[Written task]:
Retype every line of the items below character for character, leaving out the pictures.

[Given data]:
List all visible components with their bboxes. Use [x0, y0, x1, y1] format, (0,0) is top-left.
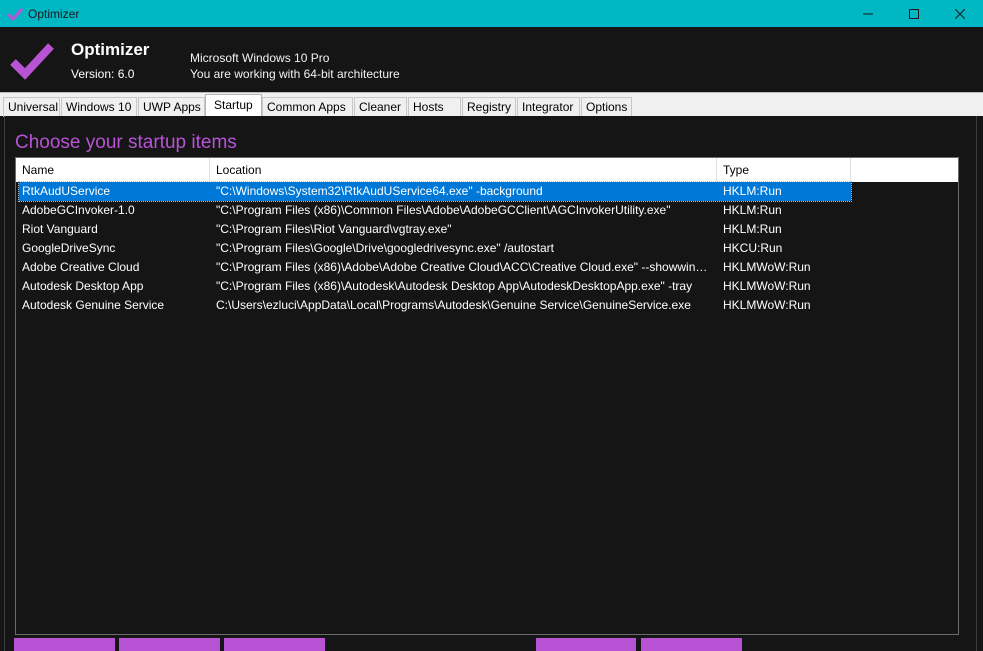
minimize-icon [863, 13, 873, 14]
checkmark-icon [10, 43, 54, 80]
action-button-2[interactable] [119, 638, 220, 651]
column-header-type[interactable]: Type [717, 158, 851, 182]
column-header-location[interactable]: Location [210, 158, 717, 182]
tab-windows-10[interactable]: Windows 10 [61, 97, 137, 117]
item-location: "C:\Program Files\Riot Vanguard\vgtray.e… [216, 222, 452, 236]
tab-universal[interactable]: Universal [3, 97, 60, 117]
item-name: Autodesk Genuine Service [22, 298, 165, 312]
startup-panel: Choose your startup items Name Location … [4, 116, 977, 651]
tab-integrator[interactable]: Integrator [517, 97, 580, 117]
action-button-1[interactable] [14, 638, 115, 651]
list-item[interactable]: Autodesk Genuine Service C:\Users\ezluci… [19, 296, 851, 315]
item-name: RtkAudUService [22, 184, 111, 198]
item-location: "C:\Program Files (x86)\Common Files\Ado… [216, 203, 671, 217]
checkmark-icon [7, 7, 23, 21]
item-type: HKLM:Run [723, 184, 782, 198]
tab-hosts[interactable]: Hosts [408, 97, 461, 117]
item-location: "C:\Program Files\Google\Drive\googledri… [216, 241, 554, 255]
list-item[interactable]: Riot Vanguard "C:\Program Files\Riot Van… [19, 220, 851, 239]
action-button-3[interactable] [224, 638, 325, 651]
app-name: Optimizer [71, 40, 150, 59]
tab-startup[interactable]: Startup [205, 94, 262, 117]
list-header: Name Location Type [16, 158, 958, 182]
os-name: Microsoft Windows 10 Pro [190, 51, 330, 65]
item-type: HKLM:Run [723, 203, 782, 217]
close-button[interactable] [937, 0, 983, 27]
app-header: Optimizer Version: 6.0 Microsoft Windows… [0, 27, 983, 92]
list-item[interactable]: AdobeGCInvoker-1.0 "C:\Program Files (x8… [19, 201, 851, 220]
tab-cleaner[interactable]: Cleaner [354, 97, 407, 117]
tab-uwp-apps[interactable]: UWP Apps [138, 97, 205, 117]
item-type: HKCU:Run [723, 241, 783, 255]
tab-strip: Universal Windows 10 UWP Apps Startup Co… [0, 92, 983, 117]
item-type: HKLMWoW:Run [723, 260, 811, 274]
item-location: "C:\Windows\System32\RtkAudUService64.ex… [216, 184, 543, 198]
maximize-button[interactable] [891, 0, 937, 27]
item-name: Riot Vanguard [22, 222, 98, 236]
list-item[interactable]: Adobe Creative Cloud "C:\Program Files (… [19, 258, 851, 277]
item-type: HKLMWoW:Run [723, 298, 811, 312]
item-name: Adobe Creative Cloud [22, 260, 140, 274]
column-header-name[interactable]: Name [16, 158, 210, 182]
action-button-4[interactable] [536, 638, 636, 651]
list-item[interactable]: Autodesk Desktop App "C:\Program Files (… [19, 277, 851, 296]
item-location: "C:\Program Files (x86)\Autodesk\Autodes… [216, 279, 693, 293]
minimize-button[interactable] [845, 0, 891, 27]
list-item[interactable]: GoogleDriveSync "C:\Program Files\Google… [19, 239, 851, 258]
item-name: AdobeGCInvoker-1.0 [22, 203, 135, 217]
app-version: Version: 6.0 [71, 67, 135, 81]
list-item[interactable]: RtkAudUService "C:\Windows\System32\RtkA… [18, 181, 852, 202]
item-type: HKLM:Run [723, 222, 782, 236]
window-title: Optimizer [28, 6, 80, 21]
close-icon [955, 8, 965, 19]
maximize-icon [909, 8, 919, 19]
architecture-info: You are working with 64-bit architecture [190, 67, 400, 81]
item-name: Autodesk Desktop App [22, 279, 144, 293]
title-bar[interactable]: Optimizer [0, 0, 983, 27]
startup-list[interactable]: Name Location Type RtkAudUService "C:\Wi… [15, 157, 959, 635]
action-button-5[interactable] [641, 638, 742, 651]
tab-options[interactable]: Options [581, 97, 632, 117]
item-location: C:\Users\ezluci\AppData\Local\Programs\A… [216, 298, 691, 312]
item-name: GoogleDriveSync [22, 241, 116, 255]
item-type: HKLMWoW:Run [723, 279, 811, 293]
item-location: "C:\Program Files (x86)\Adobe\Adobe Crea… [216, 260, 712, 274]
section-title: Choose your startup items [15, 132, 237, 153]
tab-registry[interactable]: Registry [462, 97, 516, 117]
tab-common-apps[interactable]: Common Apps [262, 97, 353, 117]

[Result for this exercise]:
List all visible components with their bboxes. Use [x0, y0, x1, y1] format, (0,0) is top-left.
minimize-icon [863, 13, 873, 14]
checkmark-icon [10, 43, 54, 80]
action-button-2[interactable] [119, 638, 220, 651]
column-header-type[interactable]: Type [717, 158, 851, 182]
column-header-location[interactable]: Location [210, 158, 717, 182]
tab-windows-10[interactable]: Windows 10 [61, 97, 137, 117]
item-location: "C:\Program Files\Riot Vanguard\vgtray.e… [216, 222, 452, 236]
tab-universal[interactable]: Universal [3, 97, 60, 117]
item-name: Autodesk Genuine Service [22, 298, 165, 312]
startup-panel: Choose your startup items Name Location … [4, 116, 977, 651]
tab-integrator[interactable]: Integrator [517, 97, 580, 117]
action-button-1[interactable] [14, 638, 115, 651]
list-item[interactable]: Autodesk Genuine Service C:\Users\ezluci… [19, 296, 851, 315]
item-name: RtkAudUService [22, 184, 111, 198]
item-location: "C:\Program Files (x86)\Common Files\Ado… [216, 203, 671, 217]
checkmark-icon [7, 7, 23, 21]
item-type: HKLM:Run [723, 184, 782, 198]
tab-hosts[interactable]: Hosts [408, 97, 461, 117]
item-location: "C:\Program Files\Google\Drive\googledri… [216, 241, 554, 255]
list-item[interactable]: Riot Vanguard "C:\Program Files\Riot Van… [19, 220, 851, 239]
action-button-3[interactable] [224, 638, 325, 651]
app-name: Optimizer [71, 40, 150, 59]
tab-startup[interactable]: Startup [205, 94, 262, 117]
list-header: Name Location Type [16, 158, 958, 182]
os-name: Microsoft Windows 10 Pro [190, 51, 330, 65]
item-type: HKLM:Run [723, 203, 782, 217]
close-button[interactable] [937, 0, 983, 27]
app-header: Optimizer Version: 6.0 Microsoft Windows… [0, 27, 983, 92]
list-item[interactable]: AdobeGCInvoker-1.0 "C:\Program Files (x8… [19, 201, 851, 220]
tab-cleaner[interactable]: Cleaner [354, 97, 407, 117]
tab-uwp-apps[interactable]: UWP Apps [138, 97, 205, 117]
item-type: HKCU:Run [723, 241, 783, 255]
tab-strip: Universal Windows 10 UWP Apps Startup Co… [0, 92, 983, 117]
item-type: HKLMWoW:Run [723, 260, 811, 274]
item-location: "C:\Windows\System32\RtkAudUService64.ex… [216, 184, 543, 198]
maximize-button[interactable] [891, 0, 937, 27]
item-name: Riot Vanguard [22, 222, 98, 236]
list-item[interactable]: Adobe Creative Cloud "C:\Program Files (… [19, 258, 851, 277]
item-type: HKLMWoW:Run [723, 298, 811, 312]
item-name: Adobe Creative Cloud [22, 260, 140, 274]
column-header-name[interactable]: Name [16, 158, 210, 182]
action-button-4[interactable] [536, 638, 636, 651]
list-item[interactable]: Autodesk Desktop App "C:\Program Files (… [19, 277, 851, 296]
item-location: "C:\Program Files (x86)\Autodesk\Autodes… [216, 279, 693, 293]
minimize-button[interactable] [845, 0, 891, 27]
list-item[interactable]: GoogleDriveSync "C:\Program Files\Google… [19, 239, 851, 258]
item-name: AdobeGCInvoker-1.0 [22, 203, 135, 217]
app-version: Version: 6.0 [71, 67, 135, 81]
list-item[interactable]: RtkAudUService "C:\Windows\System32\RtkA… [18, 181, 852, 202]
item-type: HKLM:Run [723, 222, 782, 236]
window-title: Optimizer [28, 6, 80, 21]
close-icon [955, 8, 965, 19]
maximize-icon [909, 8, 919, 19]
architecture-info: You are working with 64-bit architecture [190, 67, 400, 81]
item-name: Autodesk Desktop App [22, 279, 144, 293]
title-bar[interactable]: Optimizer [0, 0, 983, 27]
startup-list[interactable]: Name Location Type RtkAudUService "C:\Wi… [15, 157, 959, 635]
action-button-5[interactable] [641, 638, 742, 651]
tab-options[interactable]: Options [581, 97, 632, 117]
item-location: C:\Users\ezluci\AppData\Local\Programs\A… [216, 298, 691, 312]
item-name: GoogleDriveSync [22, 241, 116, 255]
item-type: HKLMWoW:Run [723, 279, 811, 293]
item-location: "C:\Program Files (x86)\Adobe\Adobe Crea… [216, 260, 712, 274]
section-title: Choose your startup items [15, 132, 237, 153]
tab-registry[interactable]: Registry [462, 97, 516, 117]
tab-common-apps[interactable]: Common Apps [262, 97, 353, 117]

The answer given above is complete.